DIRECTIVE
Show only lines that include "citation".

[start DATA ENTRIES]

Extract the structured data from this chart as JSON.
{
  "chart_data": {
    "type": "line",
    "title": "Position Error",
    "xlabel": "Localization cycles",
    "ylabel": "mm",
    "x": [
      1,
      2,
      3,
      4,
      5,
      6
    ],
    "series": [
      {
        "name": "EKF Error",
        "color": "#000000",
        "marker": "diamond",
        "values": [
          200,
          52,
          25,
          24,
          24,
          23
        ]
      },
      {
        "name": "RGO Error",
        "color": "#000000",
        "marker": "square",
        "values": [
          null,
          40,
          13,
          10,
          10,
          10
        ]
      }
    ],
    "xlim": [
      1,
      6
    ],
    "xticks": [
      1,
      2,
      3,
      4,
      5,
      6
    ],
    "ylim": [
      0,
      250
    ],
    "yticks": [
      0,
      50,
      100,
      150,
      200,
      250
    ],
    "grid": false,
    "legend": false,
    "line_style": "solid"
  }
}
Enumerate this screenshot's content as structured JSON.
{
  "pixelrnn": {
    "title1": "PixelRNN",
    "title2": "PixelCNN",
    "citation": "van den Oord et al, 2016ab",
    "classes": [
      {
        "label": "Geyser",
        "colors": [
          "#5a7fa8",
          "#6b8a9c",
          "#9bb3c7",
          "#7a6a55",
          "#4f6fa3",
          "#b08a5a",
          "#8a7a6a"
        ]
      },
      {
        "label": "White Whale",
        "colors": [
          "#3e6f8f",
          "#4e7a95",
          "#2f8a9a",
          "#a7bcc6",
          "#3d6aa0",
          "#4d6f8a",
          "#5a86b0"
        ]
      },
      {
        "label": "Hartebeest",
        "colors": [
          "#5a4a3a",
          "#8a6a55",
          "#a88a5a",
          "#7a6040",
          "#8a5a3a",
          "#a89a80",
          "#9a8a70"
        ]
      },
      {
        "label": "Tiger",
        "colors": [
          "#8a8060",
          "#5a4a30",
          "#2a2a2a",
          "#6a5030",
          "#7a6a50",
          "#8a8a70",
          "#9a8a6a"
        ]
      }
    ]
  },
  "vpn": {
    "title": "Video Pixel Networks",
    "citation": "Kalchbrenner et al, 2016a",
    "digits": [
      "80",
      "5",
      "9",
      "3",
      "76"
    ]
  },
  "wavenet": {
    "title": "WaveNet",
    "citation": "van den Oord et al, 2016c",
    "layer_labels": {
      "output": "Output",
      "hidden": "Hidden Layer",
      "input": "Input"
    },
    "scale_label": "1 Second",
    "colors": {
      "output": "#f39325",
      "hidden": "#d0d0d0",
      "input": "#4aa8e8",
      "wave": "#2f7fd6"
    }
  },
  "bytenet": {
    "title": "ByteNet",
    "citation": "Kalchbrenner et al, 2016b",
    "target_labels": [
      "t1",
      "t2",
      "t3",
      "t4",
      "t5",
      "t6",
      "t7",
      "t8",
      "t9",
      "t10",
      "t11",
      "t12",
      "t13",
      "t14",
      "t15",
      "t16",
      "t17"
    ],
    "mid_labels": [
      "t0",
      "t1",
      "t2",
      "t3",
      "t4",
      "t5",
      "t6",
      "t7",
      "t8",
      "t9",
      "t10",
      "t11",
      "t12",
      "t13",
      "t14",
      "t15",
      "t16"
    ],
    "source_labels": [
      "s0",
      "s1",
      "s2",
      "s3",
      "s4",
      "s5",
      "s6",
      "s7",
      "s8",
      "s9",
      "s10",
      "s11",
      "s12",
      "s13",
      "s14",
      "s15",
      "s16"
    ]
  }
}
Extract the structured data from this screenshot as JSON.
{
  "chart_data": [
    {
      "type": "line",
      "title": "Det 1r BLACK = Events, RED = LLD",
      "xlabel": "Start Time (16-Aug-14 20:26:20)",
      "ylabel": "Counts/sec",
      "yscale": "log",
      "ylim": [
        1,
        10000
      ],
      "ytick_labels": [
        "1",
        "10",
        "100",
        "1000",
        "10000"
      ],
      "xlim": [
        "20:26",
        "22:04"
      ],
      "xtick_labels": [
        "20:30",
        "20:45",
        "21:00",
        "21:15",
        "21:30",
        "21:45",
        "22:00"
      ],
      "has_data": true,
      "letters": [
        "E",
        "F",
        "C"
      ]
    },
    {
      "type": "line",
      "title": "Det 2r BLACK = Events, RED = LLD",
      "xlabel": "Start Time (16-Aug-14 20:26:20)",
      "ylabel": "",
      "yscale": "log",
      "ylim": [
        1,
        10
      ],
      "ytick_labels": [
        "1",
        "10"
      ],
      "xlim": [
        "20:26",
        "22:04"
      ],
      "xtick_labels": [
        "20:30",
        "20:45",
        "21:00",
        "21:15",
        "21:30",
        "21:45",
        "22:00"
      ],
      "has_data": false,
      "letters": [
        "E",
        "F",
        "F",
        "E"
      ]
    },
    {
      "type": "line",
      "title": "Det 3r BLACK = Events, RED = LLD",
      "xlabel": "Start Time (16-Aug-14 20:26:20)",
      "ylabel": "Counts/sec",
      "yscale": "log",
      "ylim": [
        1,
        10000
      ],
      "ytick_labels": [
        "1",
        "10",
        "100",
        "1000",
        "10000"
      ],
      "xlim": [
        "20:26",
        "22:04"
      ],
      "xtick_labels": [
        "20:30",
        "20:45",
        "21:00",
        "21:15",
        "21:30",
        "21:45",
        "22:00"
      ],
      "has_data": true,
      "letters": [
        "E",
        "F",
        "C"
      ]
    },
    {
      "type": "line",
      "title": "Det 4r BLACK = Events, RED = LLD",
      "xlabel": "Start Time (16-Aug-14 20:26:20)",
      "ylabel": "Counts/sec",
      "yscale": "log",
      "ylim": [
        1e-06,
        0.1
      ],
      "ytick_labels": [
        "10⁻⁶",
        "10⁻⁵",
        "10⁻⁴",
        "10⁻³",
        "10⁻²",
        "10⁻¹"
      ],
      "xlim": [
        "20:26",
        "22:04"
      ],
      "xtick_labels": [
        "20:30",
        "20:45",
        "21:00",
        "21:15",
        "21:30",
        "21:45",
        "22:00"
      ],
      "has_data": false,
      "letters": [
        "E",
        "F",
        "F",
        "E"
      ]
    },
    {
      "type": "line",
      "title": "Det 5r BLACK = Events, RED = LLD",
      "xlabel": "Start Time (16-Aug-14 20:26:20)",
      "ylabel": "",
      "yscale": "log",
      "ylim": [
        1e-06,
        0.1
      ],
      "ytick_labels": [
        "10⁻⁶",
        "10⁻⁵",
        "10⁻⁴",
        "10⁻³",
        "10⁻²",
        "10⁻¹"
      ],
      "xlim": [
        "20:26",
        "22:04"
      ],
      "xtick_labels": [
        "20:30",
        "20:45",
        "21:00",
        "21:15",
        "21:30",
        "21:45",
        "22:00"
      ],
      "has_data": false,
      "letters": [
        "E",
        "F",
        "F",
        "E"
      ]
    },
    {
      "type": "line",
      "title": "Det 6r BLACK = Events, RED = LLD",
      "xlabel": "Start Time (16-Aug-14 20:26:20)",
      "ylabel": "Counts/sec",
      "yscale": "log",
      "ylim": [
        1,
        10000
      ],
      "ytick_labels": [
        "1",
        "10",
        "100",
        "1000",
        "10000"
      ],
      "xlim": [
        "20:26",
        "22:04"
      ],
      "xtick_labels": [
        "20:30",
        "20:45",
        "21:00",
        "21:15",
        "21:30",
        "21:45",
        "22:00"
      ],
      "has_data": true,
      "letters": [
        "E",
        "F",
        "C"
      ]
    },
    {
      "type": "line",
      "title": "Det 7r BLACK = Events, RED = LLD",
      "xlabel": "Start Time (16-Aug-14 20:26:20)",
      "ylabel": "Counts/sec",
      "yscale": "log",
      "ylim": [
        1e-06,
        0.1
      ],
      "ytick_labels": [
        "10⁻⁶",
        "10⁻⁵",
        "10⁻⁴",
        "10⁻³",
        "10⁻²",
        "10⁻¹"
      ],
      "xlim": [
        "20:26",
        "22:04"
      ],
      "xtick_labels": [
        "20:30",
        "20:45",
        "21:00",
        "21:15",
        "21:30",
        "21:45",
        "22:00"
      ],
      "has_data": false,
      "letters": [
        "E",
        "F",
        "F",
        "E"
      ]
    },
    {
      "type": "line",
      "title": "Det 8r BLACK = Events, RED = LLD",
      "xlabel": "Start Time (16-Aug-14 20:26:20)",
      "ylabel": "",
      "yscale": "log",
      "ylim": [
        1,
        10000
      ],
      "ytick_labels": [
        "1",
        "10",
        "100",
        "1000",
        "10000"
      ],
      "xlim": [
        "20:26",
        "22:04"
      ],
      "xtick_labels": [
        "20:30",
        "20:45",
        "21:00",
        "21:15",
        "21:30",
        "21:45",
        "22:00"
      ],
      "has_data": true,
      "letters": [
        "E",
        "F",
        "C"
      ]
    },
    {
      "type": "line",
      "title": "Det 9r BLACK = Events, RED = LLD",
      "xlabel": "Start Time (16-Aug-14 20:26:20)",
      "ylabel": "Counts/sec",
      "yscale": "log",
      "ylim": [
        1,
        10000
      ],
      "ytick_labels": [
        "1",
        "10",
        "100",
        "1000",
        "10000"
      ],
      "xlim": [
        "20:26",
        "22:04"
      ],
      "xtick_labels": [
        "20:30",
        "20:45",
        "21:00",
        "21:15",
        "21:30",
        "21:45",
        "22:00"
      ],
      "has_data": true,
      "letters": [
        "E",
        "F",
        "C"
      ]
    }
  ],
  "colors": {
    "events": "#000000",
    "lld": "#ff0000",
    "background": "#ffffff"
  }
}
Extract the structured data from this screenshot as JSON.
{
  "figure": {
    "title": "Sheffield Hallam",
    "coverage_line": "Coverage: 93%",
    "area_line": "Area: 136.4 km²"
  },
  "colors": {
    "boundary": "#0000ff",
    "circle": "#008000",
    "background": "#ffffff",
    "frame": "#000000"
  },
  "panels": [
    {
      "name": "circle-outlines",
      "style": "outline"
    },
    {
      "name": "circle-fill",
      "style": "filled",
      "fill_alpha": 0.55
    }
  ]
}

[end DATA ENTRIES]

TASK OUTPUT
    "citation": "van den Oord et al, 2016ab",
    "citation": "Kalchbrenner et al, 2016a",
    "citation": "van den Oord et al, 2016c",
    "citation": "Kalchbrenner et al, 2016b",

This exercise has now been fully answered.